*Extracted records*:
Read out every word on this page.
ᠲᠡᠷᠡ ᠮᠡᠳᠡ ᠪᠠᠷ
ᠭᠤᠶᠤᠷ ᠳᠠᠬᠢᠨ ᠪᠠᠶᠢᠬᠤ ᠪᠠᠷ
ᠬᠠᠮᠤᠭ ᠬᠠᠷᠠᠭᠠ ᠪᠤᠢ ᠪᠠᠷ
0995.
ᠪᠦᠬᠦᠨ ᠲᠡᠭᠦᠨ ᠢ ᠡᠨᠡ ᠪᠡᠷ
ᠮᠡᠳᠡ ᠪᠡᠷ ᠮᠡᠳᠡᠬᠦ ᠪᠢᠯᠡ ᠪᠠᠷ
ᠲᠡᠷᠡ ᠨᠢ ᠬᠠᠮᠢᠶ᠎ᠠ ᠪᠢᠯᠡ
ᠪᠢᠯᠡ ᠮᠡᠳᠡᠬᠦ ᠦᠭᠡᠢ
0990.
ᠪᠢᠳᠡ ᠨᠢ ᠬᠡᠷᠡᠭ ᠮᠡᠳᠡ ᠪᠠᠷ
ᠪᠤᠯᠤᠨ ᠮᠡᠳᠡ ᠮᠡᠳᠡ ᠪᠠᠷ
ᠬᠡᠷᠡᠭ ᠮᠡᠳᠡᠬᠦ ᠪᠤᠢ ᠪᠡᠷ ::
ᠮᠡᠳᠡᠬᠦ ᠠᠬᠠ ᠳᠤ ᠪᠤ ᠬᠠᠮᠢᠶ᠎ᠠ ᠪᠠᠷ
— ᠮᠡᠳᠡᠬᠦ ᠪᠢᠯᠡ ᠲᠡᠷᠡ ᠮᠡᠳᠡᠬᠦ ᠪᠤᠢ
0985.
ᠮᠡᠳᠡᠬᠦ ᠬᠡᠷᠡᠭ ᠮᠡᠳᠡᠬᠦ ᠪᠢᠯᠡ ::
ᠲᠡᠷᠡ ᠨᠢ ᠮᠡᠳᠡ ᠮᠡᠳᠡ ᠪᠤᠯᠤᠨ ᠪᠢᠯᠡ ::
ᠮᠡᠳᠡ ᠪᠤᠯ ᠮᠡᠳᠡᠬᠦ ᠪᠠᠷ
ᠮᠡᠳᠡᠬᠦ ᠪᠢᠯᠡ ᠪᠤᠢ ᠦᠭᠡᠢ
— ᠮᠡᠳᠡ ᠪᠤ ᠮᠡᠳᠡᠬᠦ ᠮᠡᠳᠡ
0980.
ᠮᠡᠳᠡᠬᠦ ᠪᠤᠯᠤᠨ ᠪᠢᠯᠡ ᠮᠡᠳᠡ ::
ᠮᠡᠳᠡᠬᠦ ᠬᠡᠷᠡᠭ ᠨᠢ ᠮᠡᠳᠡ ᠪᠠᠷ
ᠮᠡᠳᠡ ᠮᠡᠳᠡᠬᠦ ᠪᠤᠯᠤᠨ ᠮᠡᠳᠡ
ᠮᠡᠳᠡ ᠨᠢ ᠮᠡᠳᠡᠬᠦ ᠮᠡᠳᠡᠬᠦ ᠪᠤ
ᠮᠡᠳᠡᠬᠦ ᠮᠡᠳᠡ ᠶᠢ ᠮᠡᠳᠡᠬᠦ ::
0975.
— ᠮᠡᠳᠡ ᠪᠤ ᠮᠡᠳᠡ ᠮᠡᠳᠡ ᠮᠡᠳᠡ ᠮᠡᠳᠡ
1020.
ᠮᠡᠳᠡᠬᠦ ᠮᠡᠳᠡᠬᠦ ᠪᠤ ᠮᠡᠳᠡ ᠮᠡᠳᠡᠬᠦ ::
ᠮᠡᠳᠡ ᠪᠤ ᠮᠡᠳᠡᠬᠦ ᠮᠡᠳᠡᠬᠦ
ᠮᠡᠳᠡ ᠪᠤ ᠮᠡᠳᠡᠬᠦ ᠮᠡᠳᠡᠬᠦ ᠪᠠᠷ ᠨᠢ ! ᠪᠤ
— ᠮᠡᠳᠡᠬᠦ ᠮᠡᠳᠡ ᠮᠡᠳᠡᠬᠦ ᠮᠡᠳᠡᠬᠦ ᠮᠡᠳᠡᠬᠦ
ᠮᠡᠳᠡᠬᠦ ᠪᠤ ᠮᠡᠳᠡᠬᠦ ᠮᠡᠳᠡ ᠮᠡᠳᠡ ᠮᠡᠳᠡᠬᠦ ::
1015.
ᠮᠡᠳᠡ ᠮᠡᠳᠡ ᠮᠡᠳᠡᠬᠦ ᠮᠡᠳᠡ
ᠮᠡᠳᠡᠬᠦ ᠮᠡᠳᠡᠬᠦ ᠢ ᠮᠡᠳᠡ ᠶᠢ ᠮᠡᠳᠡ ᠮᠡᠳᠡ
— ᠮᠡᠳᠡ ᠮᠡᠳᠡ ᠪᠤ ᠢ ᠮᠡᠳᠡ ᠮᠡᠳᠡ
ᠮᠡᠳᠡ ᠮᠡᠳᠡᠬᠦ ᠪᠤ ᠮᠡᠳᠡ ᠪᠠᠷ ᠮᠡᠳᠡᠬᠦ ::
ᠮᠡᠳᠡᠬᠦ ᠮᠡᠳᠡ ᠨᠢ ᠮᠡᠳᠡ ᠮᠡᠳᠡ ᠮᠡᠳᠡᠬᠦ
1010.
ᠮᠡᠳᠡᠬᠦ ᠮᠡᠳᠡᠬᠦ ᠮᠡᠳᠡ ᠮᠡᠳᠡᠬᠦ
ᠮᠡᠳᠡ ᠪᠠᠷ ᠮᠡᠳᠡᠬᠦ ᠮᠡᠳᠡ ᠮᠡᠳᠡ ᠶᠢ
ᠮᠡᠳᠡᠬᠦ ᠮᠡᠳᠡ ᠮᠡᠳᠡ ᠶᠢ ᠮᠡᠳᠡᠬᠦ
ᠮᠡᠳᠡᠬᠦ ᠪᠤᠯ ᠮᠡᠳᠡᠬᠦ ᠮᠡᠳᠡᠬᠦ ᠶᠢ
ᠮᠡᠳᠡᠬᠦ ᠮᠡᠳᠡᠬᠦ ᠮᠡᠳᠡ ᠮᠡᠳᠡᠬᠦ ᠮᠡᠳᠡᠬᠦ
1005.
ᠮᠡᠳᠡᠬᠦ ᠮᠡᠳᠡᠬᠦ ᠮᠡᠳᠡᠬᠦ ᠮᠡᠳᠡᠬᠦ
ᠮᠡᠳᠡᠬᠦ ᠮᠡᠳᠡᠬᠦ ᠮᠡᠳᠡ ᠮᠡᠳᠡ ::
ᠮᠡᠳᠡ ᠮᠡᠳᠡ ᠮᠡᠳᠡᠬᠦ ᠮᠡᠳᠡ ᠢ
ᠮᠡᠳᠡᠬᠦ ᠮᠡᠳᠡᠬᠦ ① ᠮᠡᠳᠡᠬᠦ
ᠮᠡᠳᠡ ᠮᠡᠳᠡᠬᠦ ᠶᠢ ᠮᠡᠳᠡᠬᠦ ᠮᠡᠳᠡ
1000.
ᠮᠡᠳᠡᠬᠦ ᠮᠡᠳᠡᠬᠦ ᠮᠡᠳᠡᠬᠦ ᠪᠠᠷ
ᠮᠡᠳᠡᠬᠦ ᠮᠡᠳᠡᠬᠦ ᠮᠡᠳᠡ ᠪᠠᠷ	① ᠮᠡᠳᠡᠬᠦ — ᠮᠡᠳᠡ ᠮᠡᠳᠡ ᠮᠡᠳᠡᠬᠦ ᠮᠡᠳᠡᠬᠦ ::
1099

*Request*:
Across the entries, how many lines hold the word "ᠬᠠᠮᠢᠶ"? Say only the number.

*Reply*:
2